(Work order 1): Besides the child in non-stop motion, list the kinds of playground children named in the post about Alexis's physical development below.
(Work order 2): According to the post about Alexis's physical development below, at about what age did she first start walking supported?

(Text for analysis):
══════════

The answer is A LOT OF FUN!

It’s a pretty recurring theme here on the The Art of Making a Baby.

But it’s true. We’ve known that Alexis has been focusing on her physical development for a while now. It has been constant since about 9 months when she first started walking supported.

What’s interesting is that it has not changed until maybe now (16 months) when she started to work on her speech development in parallel (another post coming). But the physical aspect is and has been front and center.

I know every baby focuses on its own thing, works on one thing at a time, or two things at a time, with one always being the primary focus. It’s usually pretty obvious in babies. If you’ve been to the playground, you’ve seen a kid who’s in non-stop motion, climbing a top of everything, demanding swing rides, slides, rushed from one side to another, runs around with his mouth open, screams. Then there are talkers, builders, collectors, swing babies, slide babies….

I am sure you guessed that the active kid is Alexis.


It’s so clear to me why she always hated containers. We call her our wiggleworm. It is probably the best description that one can sum up for her.

When she’s in our arms, she’s literally wiggles her body out of them to get down on the floor. If she is sat down on a chair or couch, she instantly wiggles and gets down. If she’s in a high chair, she rocks back and forth, tries to get up, turns around, looks down. She is in a non-stop motion. ALL THE TIME.

When she is eating and is not in a high chair, she will grab a bite and instantly wiggle her way down and run somewhere. Then run back for another bite and run away. I guess it’s normal toddler behavior, but it defines her.

Unless she’s reading or listening to her Dr Seuss books. Time stops then. As long as you’re next to her.


If you’re not, though…. like if you happen to dare to try to cook, she promptly runs over to you with the book or the iPhone and demands that you read her the book or change the phone to a different Dr Seuss book. Or more often than not, simply uses her free hand ( the one not holding said book or phone) to push you AWAY from the stove.

Again, it’s normal toddler behavior, but it’s incessant. Like in our music class ( she’s been going to 18-36 months class since she was a year old, because it’s more active) there are preschoolers who are more subdued and those who jump and run all the time. That will be her when she is a bit older (just not now during the class, as she’s a bit more cautious there being the youngest along with Lexitwin and all)


She loves to run, she’s beginning to tumble, she enjoys rolling around the floor while hugging mommy, or walking on daddy’s back. She can walk upstairs unassisted by holding onto the railing and totally scales the stairs when going downstairs while supported, she can climb on and off virtually everything, she can walk up and down smaller single steps without any support. The difference in physical development from 12 months to 16 months is night and day. And we still have 2 more months to work on things before she’s the official 1.5 years old.

One thing I wanted to remember to write out is that she learned to get off chairs and beds early on. I don’t remember exactly when but it was before she was walking. And here’s an interesting fact, we never had to teach her how to get off the bed properly, i.e. feet first. I always thought that it was something that had to be taught for safety reasons, but she had sort of figured it out on her own.

══════════

(Stored data entries)
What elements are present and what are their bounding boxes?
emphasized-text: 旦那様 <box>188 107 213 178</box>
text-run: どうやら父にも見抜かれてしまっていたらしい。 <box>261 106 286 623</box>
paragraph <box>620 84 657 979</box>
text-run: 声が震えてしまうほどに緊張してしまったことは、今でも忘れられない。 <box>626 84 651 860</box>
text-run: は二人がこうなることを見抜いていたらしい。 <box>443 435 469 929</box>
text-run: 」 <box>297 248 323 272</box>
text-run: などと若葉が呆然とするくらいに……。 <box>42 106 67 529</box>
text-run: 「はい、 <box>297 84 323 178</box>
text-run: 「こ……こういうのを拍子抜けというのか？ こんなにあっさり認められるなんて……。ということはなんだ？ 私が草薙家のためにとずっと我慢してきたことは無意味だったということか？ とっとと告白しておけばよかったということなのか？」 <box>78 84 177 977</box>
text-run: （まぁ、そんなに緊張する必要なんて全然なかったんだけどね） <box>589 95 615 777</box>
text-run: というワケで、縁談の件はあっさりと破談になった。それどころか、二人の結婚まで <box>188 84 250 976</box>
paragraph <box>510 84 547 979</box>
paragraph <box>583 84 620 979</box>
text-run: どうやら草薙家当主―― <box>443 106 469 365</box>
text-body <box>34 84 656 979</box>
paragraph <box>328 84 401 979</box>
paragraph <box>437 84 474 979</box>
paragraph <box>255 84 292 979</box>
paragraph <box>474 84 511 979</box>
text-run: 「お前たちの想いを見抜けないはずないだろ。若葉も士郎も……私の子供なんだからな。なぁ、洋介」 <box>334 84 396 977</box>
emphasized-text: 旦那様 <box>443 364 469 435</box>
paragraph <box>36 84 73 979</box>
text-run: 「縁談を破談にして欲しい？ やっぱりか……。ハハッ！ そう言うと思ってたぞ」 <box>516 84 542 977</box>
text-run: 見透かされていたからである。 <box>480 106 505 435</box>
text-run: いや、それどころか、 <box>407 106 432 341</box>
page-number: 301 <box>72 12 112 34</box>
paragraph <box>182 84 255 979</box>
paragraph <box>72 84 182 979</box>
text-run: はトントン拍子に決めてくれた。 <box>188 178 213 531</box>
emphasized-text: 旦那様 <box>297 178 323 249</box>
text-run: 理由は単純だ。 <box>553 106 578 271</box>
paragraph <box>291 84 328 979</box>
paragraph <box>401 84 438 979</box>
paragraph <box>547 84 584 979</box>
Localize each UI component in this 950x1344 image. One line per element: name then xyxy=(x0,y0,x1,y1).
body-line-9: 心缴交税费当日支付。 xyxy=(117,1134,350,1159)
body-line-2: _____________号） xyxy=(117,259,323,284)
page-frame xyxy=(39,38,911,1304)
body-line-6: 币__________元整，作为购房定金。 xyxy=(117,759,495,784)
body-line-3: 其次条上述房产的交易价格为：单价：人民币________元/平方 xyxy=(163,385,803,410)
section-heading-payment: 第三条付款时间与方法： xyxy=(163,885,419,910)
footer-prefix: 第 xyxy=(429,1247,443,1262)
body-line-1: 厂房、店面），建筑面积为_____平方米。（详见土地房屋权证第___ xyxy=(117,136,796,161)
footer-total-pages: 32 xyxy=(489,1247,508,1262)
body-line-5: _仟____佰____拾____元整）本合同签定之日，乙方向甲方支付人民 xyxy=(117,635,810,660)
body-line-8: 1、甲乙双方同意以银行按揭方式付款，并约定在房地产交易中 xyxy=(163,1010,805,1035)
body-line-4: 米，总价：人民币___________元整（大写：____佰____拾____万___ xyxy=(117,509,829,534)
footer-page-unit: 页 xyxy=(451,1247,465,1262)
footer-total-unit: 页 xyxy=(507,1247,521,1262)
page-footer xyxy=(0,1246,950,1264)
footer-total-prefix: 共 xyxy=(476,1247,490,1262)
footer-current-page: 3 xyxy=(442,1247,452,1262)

══════════

(Exercise answer 1): talkers, builders, collectors, swing babies, slide babies

(Exercise answer 2): About 9 months.